▸ Supplied material
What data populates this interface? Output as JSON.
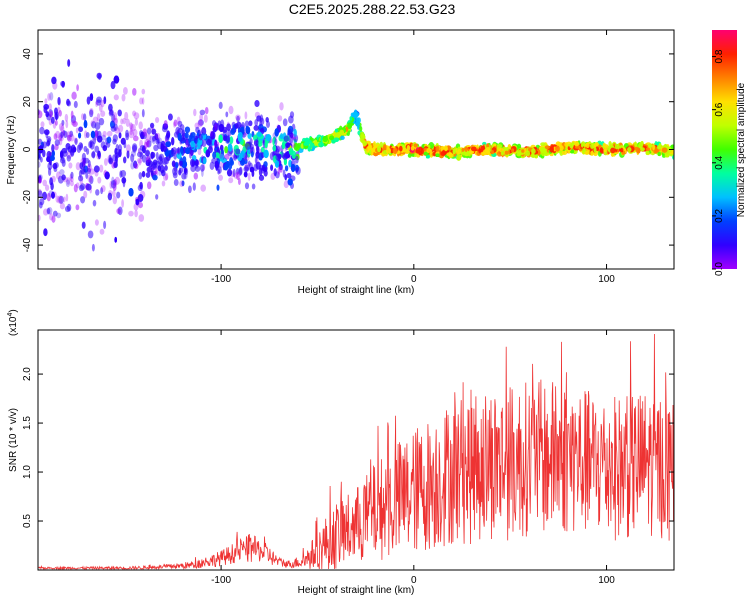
{
  "title": "C2E5.2025.288.22.53.G23",
  "chart_data": [
    {
      "type": "heatmap",
      "name": "spectrogram",
      "xlabel": "Height of straight line (km)",
      "ylabel": "Frequency (Hz)",
      "xlim": [
        -195,
        135
      ],
      "ylim": [
        -50,
        50
      ],
      "xticks": [
        -100,
        0,
        100
      ],
      "yticks": [
        -40,
        -20,
        0,
        20,
        40
      ],
      "colorbar": {
        "label": "Normalized spectral amplitude",
        "range": [
          0,
          0.9
        ],
        "ticks": [
          "0.0",
          "0.2",
          "0.4",
          "0.6",
          "0.8"
        ],
        "colors": [
          "#a000ff",
          "#3000ff",
          "#0040ff",
          "#00c0ff",
          "#00ffa0",
          "#40ff00",
          "#c0ff00",
          "#ffe000",
          "#ff8000",
          "#ff2000",
          "#ff0070"
        ]
      },
      "trace": {
        "x": [
          -195,
          -160,
          -140,
          -120,
          -100,
          -80,
          -70,
          -60,
          -45,
          -35,
          -30,
          -25,
          -20,
          0,
          20,
          40,
          60,
          80,
          100,
          120,
          135
        ],
        "freq": [
          -3,
          -2,
          -2,
          -1,
          1,
          2,
          0,
          1,
          4,
          8,
          15,
          1,
          0,
          0,
          -1,
          0,
          -1,
          1,
          0,
          1,
          -1
        ],
        "peak_amplitude": [
          0.15,
          0.12,
          0.05,
          0.3,
          0.45,
          0.45,
          0.55,
          0.55,
          0.6,
          0.7,
          0.3,
          0.85,
          0.85,
          0.9,
          0.85,
          0.85,
          0.85,
          0.85,
          0.85,
          0.85,
          0.7
        ]
      }
    },
    {
      "type": "line",
      "name": "snr",
      "xlabel": "Height of straight line (km)",
      "ylabel": "SNR (10 * v/v)",
      "scale_label": "(x10",
      "scale_exp": "4",
      "scale_close": ")",
      "xlim": [
        -195,
        135
      ],
      "ylim": [
        0,
        2.45
      ],
      "xticks": [
        -100,
        0,
        100
      ],
      "yticks": [
        "0.5",
        "1.0",
        "1.5",
        "2.0"
      ],
      "color": "#ee3333",
      "envelope": {
        "x": [
          -195,
          -150,
          -130,
          -115,
          -100,
          -90,
          -85,
          -80,
          -75,
          -70,
          -65,
          -60,
          -55,
          -50,
          -45,
          -40,
          -30,
          -20,
          -10,
          0,
          10,
          20,
          30,
          40,
          50,
          60,
          70,
          80,
          90,
          100,
          110,
          120,
          130,
          135
        ],
        "mean": [
          0.02,
          0.02,
          0.03,
          0.05,
          0.12,
          0.2,
          0.22,
          0.2,
          0.15,
          0.08,
          0.06,
          0.08,
          0.12,
          0.2,
          0.28,
          0.35,
          0.45,
          0.6,
          0.7,
          0.8,
          0.9,
          1.0,
          1.05,
          1.1,
          1.1,
          1.15,
          1.15,
          1.15,
          1.1,
          1.05,
          1.05,
          1.1,
          1.05,
          1.0
        ],
        "spread": [
          0.01,
          0.015,
          0.02,
          0.04,
          0.08,
          0.12,
          0.15,
          0.12,
          0.1,
          0.05,
          0.04,
          0.06,
          0.12,
          0.2,
          0.3,
          0.35,
          0.4,
          0.5,
          0.6,
          0.65,
          0.7,
          0.75,
          0.8,
          0.8,
          0.8,
          0.8,
          0.8,
          0.8,
          0.75,
          0.75,
          0.75,
          0.75,
          0.75,
          0.75
        ]
      }
    }
  ]
}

▸ Task objective
Can you restate all the records above word for word while dropping the pictures?

▸ Result for this exercise
What data populates this interface? Output as JSON.
{
  "title": "C2E5.2025.288.22.53.G23",
  "chart_data": [
    {
      "type": "heatmap",
      "name": "spectrogram",
      "xlabel": "Height of straight line (km)",
      "ylabel": "Frequency (Hz)",
      "xlim": [
        -195,
        135
      ],
      "ylim": [
        -50,
        50
      ],
      "xticks": [
        -100,
        0,
        100
      ],
      "yticks": [
        -40,
        -20,
        0,
        20,
        40
      ],
      "colorbar": {
        "label": "Normalized spectral amplitude",
        "range": [
          0,
          0.9
        ],
        "ticks": [
          "0.0",
          "0.2",
          "0.4",
          "0.6",
          "0.8"
        ],
        "colors": [
          "#a000ff",
          "#3000ff",
          "#0040ff",
          "#00c0ff",
          "#00ffa0",
          "#40ff00",
          "#c0ff00",
          "#ffe000",
          "#ff8000",
          "#ff2000",
          "#ff0070"
        ]
      },
      "trace": {
        "x": [
          -195,
          -160,
          -140,
          -120,
          -100,
          -80,
          -70,
          -60,
          -45,
          -35,
          -30,
          -25,
          -20,
          0,
          20,
          40,
          60,
          80,
          100,
          120,
          135
        ],
        "freq": [
          -3,
          -2,
          -2,
          -1,
          1,
          2,
          0,
          1,
          4,
          8,
          15,
          1,
          0,
          0,
          -1,
          0,
          -1,
          1,
          0,
          1,
          -1
        ],
        "peak_amplitude": [
          0.15,
          0.12,
          0.05,
          0.3,
          0.45,
          0.45,
          0.55,
          0.55,
          0.6,
          0.7,
          0.3,
          0.85,
          0.85,
          0.9,
          0.85,
          0.85,
          0.85,
          0.85,
          0.85,
          0.85,
          0.7
        ]
      }
    },
    {
      "type": "line",
      "name": "snr",
      "xlabel": "Height of straight line (km)",
      "ylabel": "SNR (10 * v/v)",
      "scale_label": "(x10",
      "scale_exp": "4",
      "scale_close": ")",
      "xlim": [
        -195,
        135
      ],
      "ylim": [
        0,
        2.45
      ],
      "xticks": [
        -100,
        0,
        100
      ],
      "yticks": [
        "0.5",
        "1.0",
        "1.5",
        "2.0"
      ],
      "color": "#ee3333",
      "envelope": {
        "x": [
          -195,
          -150,
          -130,
          -115,
          -100,
          -90,
          -85,
          -80,
          -75,
          -70,
          -65,
          -60,
          -55,
          -50,
          -45,
          -40,
          -30,
          -20,
          -10,
          0,
          10,
          20,
          30,
          40,
          50,
          60,
          70,
          80,
          90,
          100,
          110,
          120,
          130,
          135
        ],
        "mean": [
          0.02,
          0.02,
          0.03,
          0.05,
          0.12,
          0.2,
          0.22,
          0.2,
          0.15,
          0.08,
          0.06,
          0.08,
          0.12,
          0.2,
          0.28,
          0.35,
          0.45,
          0.6,
          0.7,
          0.8,
          0.9,
          1.0,
          1.05,
          1.1,
          1.1,
          1.15,
          1.15,
          1.15,
          1.1,
          1.05,
          1.05,
          1.1,
          1.05,
          1.0
        ],
        "spread": [
          0.01,
          0.015,
          0.02,
          0.04,
          0.08,
          0.12,
          0.15,
          0.12,
          0.1,
          0.05,
          0.04,
          0.06,
          0.12,
          0.2,
          0.3,
          0.35,
          0.4,
          0.5,
          0.6,
          0.65,
          0.7,
          0.75,
          0.8,
          0.8,
          0.8,
          0.8,
          0.8,
          0.8,
          0.75,
          0.75,
          0.75,
          0.75,
          0.75,
          0.75
        ]
      }
    }
  ]
}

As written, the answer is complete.